Repeat the listing in full, word for word.

━━━ INPUT ━━━

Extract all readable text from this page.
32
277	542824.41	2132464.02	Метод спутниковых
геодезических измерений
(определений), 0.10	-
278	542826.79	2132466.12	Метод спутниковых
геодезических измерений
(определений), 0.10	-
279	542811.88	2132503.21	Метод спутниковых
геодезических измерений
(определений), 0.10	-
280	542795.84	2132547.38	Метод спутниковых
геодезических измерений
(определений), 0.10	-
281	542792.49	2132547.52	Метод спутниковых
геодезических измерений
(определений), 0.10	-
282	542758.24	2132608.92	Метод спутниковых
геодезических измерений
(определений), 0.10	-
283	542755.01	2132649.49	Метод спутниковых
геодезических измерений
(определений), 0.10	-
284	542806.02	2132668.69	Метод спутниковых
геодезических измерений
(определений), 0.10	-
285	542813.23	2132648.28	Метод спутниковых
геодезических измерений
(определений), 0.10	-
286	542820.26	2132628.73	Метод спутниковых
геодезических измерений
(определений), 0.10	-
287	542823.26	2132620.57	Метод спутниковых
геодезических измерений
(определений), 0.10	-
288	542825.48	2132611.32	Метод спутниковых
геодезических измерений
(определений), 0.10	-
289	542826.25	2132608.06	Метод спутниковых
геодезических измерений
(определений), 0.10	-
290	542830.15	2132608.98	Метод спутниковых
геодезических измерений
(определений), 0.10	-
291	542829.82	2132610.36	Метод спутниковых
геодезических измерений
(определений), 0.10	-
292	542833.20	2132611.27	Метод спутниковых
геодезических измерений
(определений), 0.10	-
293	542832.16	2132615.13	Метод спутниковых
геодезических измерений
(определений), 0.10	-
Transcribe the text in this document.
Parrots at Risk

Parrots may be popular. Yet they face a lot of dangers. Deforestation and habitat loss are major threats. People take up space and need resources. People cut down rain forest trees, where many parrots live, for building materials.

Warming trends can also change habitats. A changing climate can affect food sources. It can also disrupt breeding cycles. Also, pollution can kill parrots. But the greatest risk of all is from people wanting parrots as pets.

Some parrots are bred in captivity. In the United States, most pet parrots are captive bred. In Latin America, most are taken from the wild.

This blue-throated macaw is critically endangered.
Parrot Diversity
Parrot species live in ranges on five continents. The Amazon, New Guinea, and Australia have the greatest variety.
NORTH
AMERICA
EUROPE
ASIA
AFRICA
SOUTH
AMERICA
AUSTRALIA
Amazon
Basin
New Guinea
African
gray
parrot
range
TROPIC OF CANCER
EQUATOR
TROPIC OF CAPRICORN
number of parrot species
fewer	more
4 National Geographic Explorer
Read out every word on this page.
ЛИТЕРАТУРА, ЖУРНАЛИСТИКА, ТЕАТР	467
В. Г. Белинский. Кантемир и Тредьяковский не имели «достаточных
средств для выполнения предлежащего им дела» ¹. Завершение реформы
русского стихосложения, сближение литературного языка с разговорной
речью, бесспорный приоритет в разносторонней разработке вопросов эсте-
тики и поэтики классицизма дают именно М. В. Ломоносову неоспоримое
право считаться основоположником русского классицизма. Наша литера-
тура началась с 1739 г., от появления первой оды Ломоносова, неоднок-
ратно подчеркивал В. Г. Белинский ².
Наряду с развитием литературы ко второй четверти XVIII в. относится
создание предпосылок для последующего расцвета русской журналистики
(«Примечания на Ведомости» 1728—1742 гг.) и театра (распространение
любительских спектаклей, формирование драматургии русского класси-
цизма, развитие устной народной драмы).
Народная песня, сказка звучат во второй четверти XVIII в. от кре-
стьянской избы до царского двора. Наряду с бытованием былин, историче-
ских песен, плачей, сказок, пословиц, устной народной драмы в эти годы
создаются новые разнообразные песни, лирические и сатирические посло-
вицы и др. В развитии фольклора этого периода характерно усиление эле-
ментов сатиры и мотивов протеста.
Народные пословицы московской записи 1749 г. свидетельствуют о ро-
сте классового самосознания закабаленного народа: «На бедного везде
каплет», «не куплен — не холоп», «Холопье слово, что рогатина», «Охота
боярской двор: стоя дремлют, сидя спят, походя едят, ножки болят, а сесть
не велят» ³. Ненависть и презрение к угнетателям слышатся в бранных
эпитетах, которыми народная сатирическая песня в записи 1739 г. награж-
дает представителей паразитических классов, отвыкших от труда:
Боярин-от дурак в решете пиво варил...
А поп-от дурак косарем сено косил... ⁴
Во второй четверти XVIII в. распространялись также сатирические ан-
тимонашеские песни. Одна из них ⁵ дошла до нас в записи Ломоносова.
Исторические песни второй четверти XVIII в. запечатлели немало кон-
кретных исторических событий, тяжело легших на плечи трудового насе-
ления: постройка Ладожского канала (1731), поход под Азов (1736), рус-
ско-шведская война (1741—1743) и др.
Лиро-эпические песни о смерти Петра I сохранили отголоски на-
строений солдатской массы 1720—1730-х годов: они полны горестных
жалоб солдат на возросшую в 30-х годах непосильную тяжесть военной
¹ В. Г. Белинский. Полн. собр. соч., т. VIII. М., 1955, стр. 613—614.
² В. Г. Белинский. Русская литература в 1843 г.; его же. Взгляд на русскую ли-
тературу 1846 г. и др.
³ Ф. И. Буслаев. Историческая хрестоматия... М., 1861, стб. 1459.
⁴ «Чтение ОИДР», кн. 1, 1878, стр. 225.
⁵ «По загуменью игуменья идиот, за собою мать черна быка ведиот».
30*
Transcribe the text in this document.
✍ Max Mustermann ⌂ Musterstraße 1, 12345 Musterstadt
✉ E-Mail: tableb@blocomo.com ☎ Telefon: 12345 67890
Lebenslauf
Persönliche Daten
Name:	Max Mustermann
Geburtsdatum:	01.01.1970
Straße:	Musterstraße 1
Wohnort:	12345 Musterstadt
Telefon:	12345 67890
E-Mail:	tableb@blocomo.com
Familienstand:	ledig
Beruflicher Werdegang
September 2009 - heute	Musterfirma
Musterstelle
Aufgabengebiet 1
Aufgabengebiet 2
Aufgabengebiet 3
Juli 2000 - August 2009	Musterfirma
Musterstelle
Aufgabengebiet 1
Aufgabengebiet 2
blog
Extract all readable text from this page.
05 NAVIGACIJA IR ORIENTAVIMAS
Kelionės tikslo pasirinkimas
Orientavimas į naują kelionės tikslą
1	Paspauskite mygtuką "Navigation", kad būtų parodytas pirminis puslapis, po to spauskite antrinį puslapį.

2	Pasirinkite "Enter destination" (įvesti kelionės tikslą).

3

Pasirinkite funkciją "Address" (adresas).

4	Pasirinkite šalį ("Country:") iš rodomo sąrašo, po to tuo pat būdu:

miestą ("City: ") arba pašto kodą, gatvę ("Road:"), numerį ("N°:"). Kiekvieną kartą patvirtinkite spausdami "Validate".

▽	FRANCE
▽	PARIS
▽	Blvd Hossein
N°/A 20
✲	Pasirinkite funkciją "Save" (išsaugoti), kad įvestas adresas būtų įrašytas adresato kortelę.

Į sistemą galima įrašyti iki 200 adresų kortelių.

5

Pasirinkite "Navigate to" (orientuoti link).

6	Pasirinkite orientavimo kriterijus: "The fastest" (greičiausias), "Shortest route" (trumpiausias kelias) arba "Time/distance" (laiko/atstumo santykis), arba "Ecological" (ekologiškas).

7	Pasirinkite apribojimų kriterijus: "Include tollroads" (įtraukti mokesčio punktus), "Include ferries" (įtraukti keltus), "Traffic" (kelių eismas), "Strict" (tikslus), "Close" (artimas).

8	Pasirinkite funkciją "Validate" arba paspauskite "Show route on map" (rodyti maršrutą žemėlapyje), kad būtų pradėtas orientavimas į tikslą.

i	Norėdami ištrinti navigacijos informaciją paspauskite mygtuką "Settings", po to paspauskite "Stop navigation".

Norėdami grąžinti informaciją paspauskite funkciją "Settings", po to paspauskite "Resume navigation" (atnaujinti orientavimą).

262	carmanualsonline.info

━━━

# RESPONSE FOR THIS EXERCISE
Extract all readable text from this page.
32
277	542824.41	2132464.02	Метод спутниковых
геодезических измерений
(определений), 0.10	-
278	542826.79	2132466.12	Метод спутниковых
геодезических измерений
(определений), 0.10	-
279	542811.88	2132503.21	Метод спутниковых
геодезических измерений
(определений), 0.10	-
280	542795.84	2132547.38	Метод спутниковых
геодезических измерений
(определений), 0.10	-
281	542792.49	2132547.52	Метод спутниковых
геодезических измерений
(определений), 0.10	-
282	542758.24	2132608.92	Метод спутниковых
геодезических измерений
(определений), 0.10	-
283	542755.01	2132649.49	Метод спутниковых
геодезических измерений
(определений), 0.10	-
284	542806.02	2132668.69	Метод спутниковых
геодезических измерений
(определений), 0.10	-
285	542813.23	2132648.28	Метод спутниковых
геодезических измерений
(определений), 0.10	-
286	542820.26	2132628.73	Метод спутниковых
геодезических измерений
(определений), 0.10	-
287	542823.26	2132620.57	Метод спутниковых
геодезических измерений
(определений), 0.10	-
288	542825.48	2132611.32	Метод спутниковых
геодезических измерений
(определений), 0.10	-
289	542826.25	2132608.06	Метод спутниковых
геодезических измерений
(определений), 0.10	-
290	542830.15	2132608.98	Метод спутниковых
геодезических измерений
(определений), 0.10	-
291	542829.82	2132610.36	Метод спутниковых
геодезических измерений
(определений), 0.10	-
292	542833.20	2132611.27	Метод спутниковых
геодезических измерений
(определений), 0.10	-
293	542832.16	2132615.13	Метод спутниковых
геодезических измерений
(определений), 0.10	-
Transcribe the text in this document.
Parrots at Risk

Parrots may be popular. Yet they face a lot of dangers. Deforestation and habitat loss are major threats. People take up space and need resources. People cut down rain forest trees, where many parrots live, for building materials.

Warming trends can also change habitats. A changing climate can affect food sources. It can also disrupt breeding cycles. Also, pollution can kill parrots. But the greatest risk of all is from people wanting parrots as pets.

Some parrots are bred in captivity. In the United States, most pet parrots are captive bred. In Latin America, most are taken from the wild.

This blue-throated macaw is critically endangered.
Parrot Diversity
Parrot species live in ranges on five continents. The Amazon, New Guinea, and Australia have the greatest variety.
NORTH
AMERICA
EUROPE
ASIA
AFRICA
SOUTH
AMERICA
AUSTRALIA
Amazon
Basin
New Guinea
African
gray
parrot
range
TROPIC OF CANCER
EQUATOR
TROPIC OF CAPRICORN
number of parrot species
fewer	more
4 National Geographic Explorer
Read out every word on this page.
ЛИТЕРАТУРА, ЖУРНАЛИСТИКА, ТЕАТР	467
В. Г. Белинский. Кантемир и Тредьяковский не имели «достаточных
средств для выполнения предлежащего им дела» ¹. Завершение реформы
русского стихосложения, сближение литературного языка с разговорной
речью, бесспорный приоритет в разносторонней разработке вопросов эсте-
тики и поэтики классицизма дают именно М. В. Ломоносову неоспоримое
право считаться основоположником русского классицизма. Наша литера-
тура началась с 1739 г., от появления первой оды Ломоносова, неоднок-
ратно подчеркивал В. Г. Белинский ².
Наряду с развитием литературы ко второй четверти XVIII в. относится
создание предпосылок для последующего расцвета русской журналистики
(«Примечания на Ведомости» 1728—1742 гг.) и театра (распространение
любительских спектаклей, формирование драматургии русского класси-
цизма, развитие устной народной драмы).
Народная песня, сказка звучат во второй четверти XVIII в. от кре-
стьянской избы до царского двора. Наряду с бытованием былин, историче-
ских песен, плачей, сказок, пословиц, устной народной драмы в эти годы
создаются новые разнообразные песни, лирические и сатирические посло-
вицы и др. В развитии фольклора этого периода характерно усиление эле-
ментов сатиры и мотивов протеста.
Народные пословицы московской записи 1749 г. свидетельствуют о ро-
сте классового самосознания закабаленного народа: «На бедного везде
каплет», «не куплен — не холоп», «Холопье слово, что рогатина», «Охота
боярской двор: стоя дремлют, сидя спят, походя едят, ножки болят, а сесть
не велят» ³. Ненависть и презрение к угнетателям слышатся в бранных
эпитетах, которыми народная сатирическая песня в записи 1739 г. награж-
дает представителей паразитических классов, отвыкших от труда:
Боярин-от дурак в решете пиво варил...
А поп-от дурак косарем сено косил... ⁴
Во второй четверти XVIII в. распространялись также сатирические ан-
тимонашеские песни. Одна из них ⁵ дошла до нас в записи Ломоносова.
Исторические песни второй четверти XVIII в. запечатлели немало кон-
кретных исторических событий, тяжело легших на плечи трудового насе-
ления: постройка Ладожского канала (1731), поход под Азов (1736), рус-
ско-шведская война (1741—1743) и др.
Лиро-эпические песни о смерти Петра I сохранили отголоски на-
строений солдатской массы 1720—1730-х годов: они полны горестных
жалоб солдат на возросшую в 30-х годах непосильную тяжесть военной
¹ В. Г. Белинский. Полн. собр. соч., т. VIII. М., 1955, стр. 613—614.
² В. Г. Белинский. Русская литература в 1843 г.; его же. Взгляд на русскую ли-
тературу 1846 г. и др.
³ Ф. И. Буслаев. Историческая хрестоматия... М., 1861, стб. 1459.
⁴ «Чтение ОИДР», кн. 1, 1878, стр. 225.
⁵ «По загуменью игуменья идиот, за собою мать черна быка ведиот».
30*
Transcribe the text in this document.
✍ Max Mustermann ⌂ Musterstraße 1, 12345 Musterstadt
✉ E-Mail: tableb@blocomo.com ☎ Telefon: 12345 67890
Lebenslauf
Persönliche Daten
Name:	Max Mustermann
Geburtsdatum:	01.01.1970
Straße:	Musterstraße 1
Wohnort:	12345 Musterstadt
Telefon:	12345 67890
E-Mail:	tableb@blocomo.com
Familienstand:	ledig
Beruflicher Werdegang
September 2009 - heute	Musterfirma
Musterstelle
Aufgabengebiet 1
Aufgabengebiet 2
Aufgabengebiet 3
Juli 2000 - August 2009	Musterfirma
Musterstelle
Aufgabengebiet 1
Aufgabengebiet 2
blog
Extract all readable text from this page.
05 NAVIGACIJA IR ORIENTAVIMAS
Kelionės tikslo pasirinkimas
Orientavimas į naują kelionės tikslą
1	Paspauskite mygtuką "Navigation", kad būtų parodytas pirminis puslapis, po to spauskite antrinį puslapį.

2	Pasirinkite "Enter destination" (įvesti kelionės tikslą).

3

Pasirinkite funkciją "Address" (adresas).

4	Pasirinkite šalį ("Country:") iš rodomo sąrašo, po to tuo pat būdu:

miestą ("City: ") arba pašto kodą, gatvę ("Road:"), numerį ("N°:"). Kiekvieną kartą patvirtinkite spausdami "Validate".

▽	FRANCE
▽	PARIS
▽	Blvd Hossein
N°/A 20
✲	Pasirinkite funkciją "Save" (išsaugoti), kad įvestas adresas būtų įrašytas adresato kortelę.

Į sistemą galima įrašyti iki 200 adresų kortelių.

5

Pasirinkite "Navigate to" (orientuoti link).

6	Pasirinkite orientavimo kriterijus: "The fastest" (greičiausias), "Shortest route" (trumpiausias kelias) arba "Time/distance" (laiko/atstumo santykis), arba "Ecological" (ekologiškas).

7	Pasirinkite apribojimų kriterijus: "Include tollroads" (įtraukti mokesčio punktus), "Include ferries" (įtraukti keltus), "Traffic" (kelių eismas), "Strict" (tikslus), "Close" (artimas).

8	Pasirinkite funkciją "Validate" arba paspauskite "Show route on map" (rodyti maršrutą žemėlapyje), kad būtų pradėtas orientavimas į tikslą.

i	Norėdami ištrinti navigacijos informaciją paspauskite mygtuką "Settings", po to paspauskite "Stop navigation".

Norėdami grąžinti informaciją paspauskite funkciją "Settings", po to paspauskite "Resume navigation" (atnaujinti orientavimą).

262	carmanualsonline.info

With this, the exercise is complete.